WORK TO BE COMPLETED: Repeat the listing word for word. No pictures belong in the copy.
--- START OF DATA ROWS ---
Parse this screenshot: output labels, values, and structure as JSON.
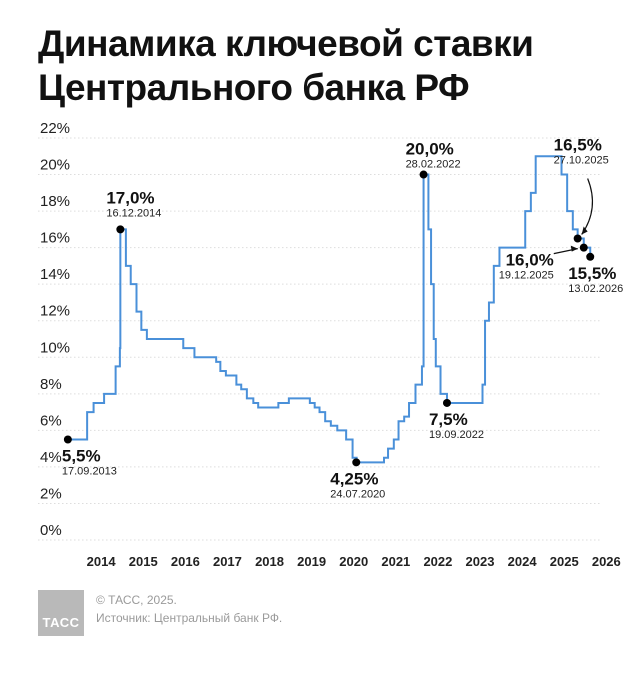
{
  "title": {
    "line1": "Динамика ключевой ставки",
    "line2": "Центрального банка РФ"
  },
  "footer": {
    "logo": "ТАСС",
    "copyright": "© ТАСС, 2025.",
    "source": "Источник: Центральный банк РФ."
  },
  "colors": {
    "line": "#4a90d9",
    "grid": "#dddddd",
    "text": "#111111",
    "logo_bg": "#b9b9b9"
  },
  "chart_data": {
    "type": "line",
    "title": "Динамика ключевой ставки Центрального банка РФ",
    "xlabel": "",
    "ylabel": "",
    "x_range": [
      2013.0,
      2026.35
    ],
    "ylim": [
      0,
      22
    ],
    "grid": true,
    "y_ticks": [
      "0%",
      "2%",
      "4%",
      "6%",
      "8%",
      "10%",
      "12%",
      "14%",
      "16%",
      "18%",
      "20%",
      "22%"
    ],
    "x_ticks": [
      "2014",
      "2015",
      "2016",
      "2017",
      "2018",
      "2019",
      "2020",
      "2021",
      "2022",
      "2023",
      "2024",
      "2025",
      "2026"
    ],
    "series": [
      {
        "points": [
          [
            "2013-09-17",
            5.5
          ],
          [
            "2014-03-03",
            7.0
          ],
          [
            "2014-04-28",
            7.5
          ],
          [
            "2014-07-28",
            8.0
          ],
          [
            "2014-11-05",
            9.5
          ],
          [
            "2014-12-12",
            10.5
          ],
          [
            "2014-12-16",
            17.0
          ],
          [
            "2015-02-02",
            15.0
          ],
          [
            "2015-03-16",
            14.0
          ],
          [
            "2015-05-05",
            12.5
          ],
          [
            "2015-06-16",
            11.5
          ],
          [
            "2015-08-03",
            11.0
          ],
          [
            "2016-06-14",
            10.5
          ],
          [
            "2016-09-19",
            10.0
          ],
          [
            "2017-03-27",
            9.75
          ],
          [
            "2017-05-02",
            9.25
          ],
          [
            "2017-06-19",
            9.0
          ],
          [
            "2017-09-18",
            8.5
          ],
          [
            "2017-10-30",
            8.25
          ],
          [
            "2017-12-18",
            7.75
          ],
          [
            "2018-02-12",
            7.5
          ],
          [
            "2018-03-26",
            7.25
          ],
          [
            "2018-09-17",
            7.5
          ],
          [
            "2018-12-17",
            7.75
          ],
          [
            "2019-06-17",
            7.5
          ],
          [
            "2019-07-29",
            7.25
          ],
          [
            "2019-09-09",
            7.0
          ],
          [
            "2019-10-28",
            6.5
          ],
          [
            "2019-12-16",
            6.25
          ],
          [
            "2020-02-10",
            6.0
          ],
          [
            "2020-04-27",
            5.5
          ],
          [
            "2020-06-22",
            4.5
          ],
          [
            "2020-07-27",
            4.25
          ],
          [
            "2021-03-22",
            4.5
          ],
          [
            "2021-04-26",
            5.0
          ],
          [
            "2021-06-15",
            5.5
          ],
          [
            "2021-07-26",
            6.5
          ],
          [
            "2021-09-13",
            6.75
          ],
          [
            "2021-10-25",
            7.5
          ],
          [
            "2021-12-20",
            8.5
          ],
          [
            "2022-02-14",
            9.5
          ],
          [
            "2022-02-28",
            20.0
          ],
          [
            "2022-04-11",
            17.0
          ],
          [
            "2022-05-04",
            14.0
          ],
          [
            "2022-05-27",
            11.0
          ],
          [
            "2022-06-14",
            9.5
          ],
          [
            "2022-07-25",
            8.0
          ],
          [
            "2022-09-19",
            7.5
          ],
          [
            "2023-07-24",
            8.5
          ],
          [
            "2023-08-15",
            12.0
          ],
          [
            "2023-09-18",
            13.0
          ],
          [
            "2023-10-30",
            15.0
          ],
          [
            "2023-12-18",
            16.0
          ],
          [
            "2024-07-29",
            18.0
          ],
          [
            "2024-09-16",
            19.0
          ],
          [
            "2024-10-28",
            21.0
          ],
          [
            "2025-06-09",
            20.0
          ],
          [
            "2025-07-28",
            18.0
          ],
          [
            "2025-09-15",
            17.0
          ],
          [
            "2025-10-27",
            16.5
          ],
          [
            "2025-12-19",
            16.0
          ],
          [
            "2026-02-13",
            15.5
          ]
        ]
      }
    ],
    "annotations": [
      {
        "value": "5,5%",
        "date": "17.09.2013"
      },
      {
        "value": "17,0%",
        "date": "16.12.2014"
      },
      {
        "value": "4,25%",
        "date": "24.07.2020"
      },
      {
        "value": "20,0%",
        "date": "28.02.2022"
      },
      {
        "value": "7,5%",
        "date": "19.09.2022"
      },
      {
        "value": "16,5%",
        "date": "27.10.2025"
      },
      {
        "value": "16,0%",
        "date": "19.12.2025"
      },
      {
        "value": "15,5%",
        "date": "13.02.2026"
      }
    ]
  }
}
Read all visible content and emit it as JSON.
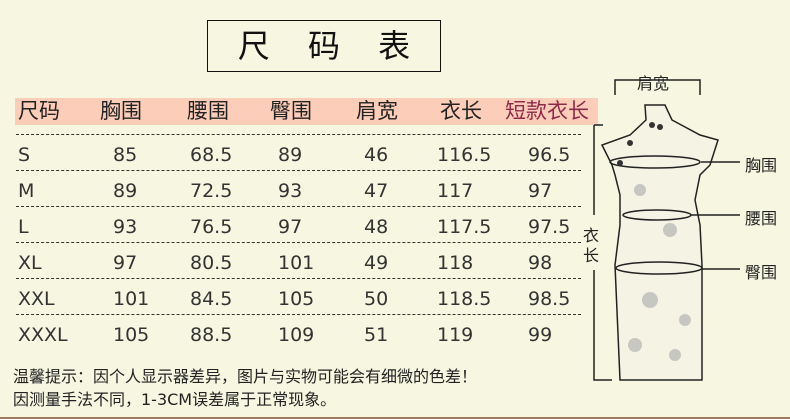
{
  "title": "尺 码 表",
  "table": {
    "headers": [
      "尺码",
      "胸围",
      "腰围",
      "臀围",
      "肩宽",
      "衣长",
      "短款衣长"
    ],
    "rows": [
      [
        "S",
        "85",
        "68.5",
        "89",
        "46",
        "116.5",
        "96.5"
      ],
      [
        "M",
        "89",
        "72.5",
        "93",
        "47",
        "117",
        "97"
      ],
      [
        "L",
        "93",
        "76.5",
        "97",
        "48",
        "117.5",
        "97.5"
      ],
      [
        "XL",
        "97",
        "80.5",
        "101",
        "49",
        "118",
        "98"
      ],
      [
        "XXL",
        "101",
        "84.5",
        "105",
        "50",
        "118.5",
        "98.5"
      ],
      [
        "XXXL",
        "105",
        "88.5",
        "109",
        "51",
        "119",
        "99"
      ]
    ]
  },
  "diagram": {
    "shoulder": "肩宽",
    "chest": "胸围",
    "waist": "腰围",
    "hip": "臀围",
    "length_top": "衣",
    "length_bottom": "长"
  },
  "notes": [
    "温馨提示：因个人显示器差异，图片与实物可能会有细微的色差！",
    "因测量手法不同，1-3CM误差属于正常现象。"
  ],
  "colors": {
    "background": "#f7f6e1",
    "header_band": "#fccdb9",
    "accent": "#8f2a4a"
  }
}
--- END OF DATA ROWS ---
RESULT:
Parse this screenshot: output labels, values, and structure as JSON.
{
  "title": {
    "line1": "Динамика ключевой ставки",
    "line2": "Центрального банка РФ"
  },
  "footer": {
    "logo": "ТАСС",
    "copyright": "© ТАСС, 2025.",
    "source": "Источник: Центральный банк РФ."
  },
  "colors": {
    "line": "#4a90d9",
    "grid": "#dddddd",
    "text": "#111111",
    "logo_bg": "#b9b9b9"
  },
  "chart_data": {
    "type": "line",
    "title": "Динамика ключевой ставки Центрального банка РФ",
    "xlabel": "",
    "ylabel": "",
    "x_range": [
      2013.0,
      2026.35
    ],
    "ylim": [
      0,
      22
    ],
    "grid": true,
    "y_ticks": [
      "0%",
      "2%",
      "4%",
      "6%",
      "8%",
      "10%",
      "12%",
      "14%",
      "16%",
      "18%",
      "20%",
      "22%"
    ],
    "x_ticks": [
      "2014",
      "2015",
      "2016",
      "2017",
      "2018",
      "2019",
      "2020",
      "2021",
      "2022",
      "2023",
      "2024",
      "2025",
      "2026"
    ],
    "series": [
      {
        "points": [
          [
            "2013-09-17",
            5.5
          ],
          [
            "2014-03-03",
            7.0
          ],
          [
            "2014-04-28",
            7.5
          ],
          [
            "2014-07-28",
            8.0
          ],
          [
            "2014-11-05",
            9.5
          ],
          [
            "2014-12-12",
            10.5
          ],
          [
            "2014-12-16",
            17.0
          ],
          [
            "2015-02-02",
            15.0
          ],
          [
            "2015-03-16",
            14.0
          ],
          [
            "2015-05-05",
            12.5
          ],
          [
            "2015-06-16",
            11.5
          ],
          [
            "2015-08-03",
            11.0
          ],
          [
            "2016-06-14",
            10.5
          ],
          [
            "2016-09-19",
            10.0
          ],
          [
            "2017-03-27",
            9.75
          ],
          [
            "2017-05-02",
            9.25
          ],
          [
            "2017-06-19",
            9.0
          ],
          [
            "2017-09-18",
            8.5
          ],
          [
            "2017-10-30",
            8.25
          ],
          [
            "2017-12-18",
            7.75
          ],
          [
            "2018-02-12",
            7.5
          ],
          [
            "2018-03-26",
            7.25
          ],
          [
            "2018-09-17",
            7.5
          ],
          [
            "2018-12-17",
            7.75
          ],
          [
            "2019-06-17",
            7.5
          ],
          [
            "2019-07-29",
            7.25
          ],
          [
            "2019-09-09",
            7.0
          ],
          [
            "2019-10-28",
            6.5
          ],
          [
            "2019-12-16",
            6.25
          ],
          [
            "2020-02-10",
            6.0
          ],
          [
            "2020-04-27",
            5.5
          ],
          [
            "2020-06-22",
            4.5
          ],
          [
            "2020-07-27",
            4.25
          ],
          [
            "2021-03-22",
            4.5
          ],
          [
            "2021-04-26",
            5.0
          ],
          [
            "2021-06-15",
            5.5
          ],
          [
            "2021-07-26",
            6.5
          ],
          [
            "2021-09-13",
            6.75
          ],
          [
            "2021-10-25",
            7.5
          ],
          [
            "2021-12-20",
            8.5
          ],
          [
            "2022-02-14",
            9.5
          ],
          [
            "2022-02-28",
            20.0
          ],
          [
            "2022-04-11",
            17.0
          ],
          [
            "2022-05-04",
            14.0
          ],
          [
            "2022-05-27",
            11.0
          ],
          [
            "2022-06-14",
            9.5
          ],
          [
            "2022-07-25",
            8.0
          ],
          [
            "2022-09-19",
            7.5
          ],
          [
            "2023-07-24",
            8.5
          ],
          [
            "2023-08-15",
            12.0
          ],
          [
            "2023-09-18",
            13.0
          ],
          [
            "2023-10-30",
            15.0
          ],
          [
            "2023-12-18",
            16.0
          ],
          [
            "2024-07-29",
            18.0
          ],
          [
            "2024-09-16",
            19.0
          ],
          [
            "2024-10-28",
            21.0
          ],
          [
            "2025-06-09",
            20.0
          ],
          [
            "2025-07-28",
            18.0
          ],
          [
            "2025-09-15",
            17.0
          ],
          [
            "2025-10-27",
            16.5
          ],
          [
            "2025-12-19",
            16.0
          ],
          [
            "2026-02-13",
            15.5
          ]
        ]
      }
    ],
    "annotations": [
      {
        "value": "5,5%",
        "date": "17.09.2013"
      },
      {
        "value": "17,0%",
        "date": "16.12.2014"
      },
      {
        "value": "4,25%",
        "date": "24.07.2020"
      },
      {
        "value": "20,0%",
        "date": "28.02.2022"
      },
      {
        "value": "7,5%",
        "date": "19.09.2022"
      },
      {
        "value": "16,5%",
        "date": "27.10.2025"
      },
      {
        "value": "16,0%",
        "date": "19.12.2025"
      },
      {
        "value": "15,5%",
        "date": "13.02.2026"
      }
    ]
  }
}
Read all visible content and emit it as JSON.
{
  "title": "尺 码 表",
  "table": {
    "headers": [
      "尺码",
      "胸围",
      "腰围",
      "臀围",
      "肩宽",
      "衣长",
      "短款衣长"
    ],
    "rows": [
      [
        "S",
        "85",
        "68.5",
        "89",
        "46",
        "116.5",
        "96.5"
      ],
      [
        "M",
        "89",
        "72.5",
        "93",
        "47",
        "117",
        "97"
      ],
      [
        "L",
        "93",
        "76.5",
        "97",
        "48",
        "117.5",
        "97.5"
      ],
      [
        "XL",
        "97",
        "80.5",
        "101",
        "49",
        "118",
        "98"
      ],
      [
        "XXL",
        "101",
        "84.5",
        "105",
        "50",
        "118.5",
        "98.5"
      ],
      [
        "XXXL",
        "105",
        "88.5",
        "109",
        "51",
        "119",
        "99"
      ]
    ]
  },
  "diagram": {
    "shoulder": "肩宽",
    "chest": "胸围",
    "waist": "腰围",
    "hip": "臀围",
    "length_top": "衣",
    "length_bottom": "长"
  },
  "notes": [
    "温馨提示：因个人显示器差异，图片与实物可能会有细微的色差！",
    "因测量手法不同，1-3CM误差属于正常现象。"
  ],
  "colors": {
    "background": "#f7f6e1",
    "header_band": "#fccdb9",
    "accent": "#8f2a4a"
  }
}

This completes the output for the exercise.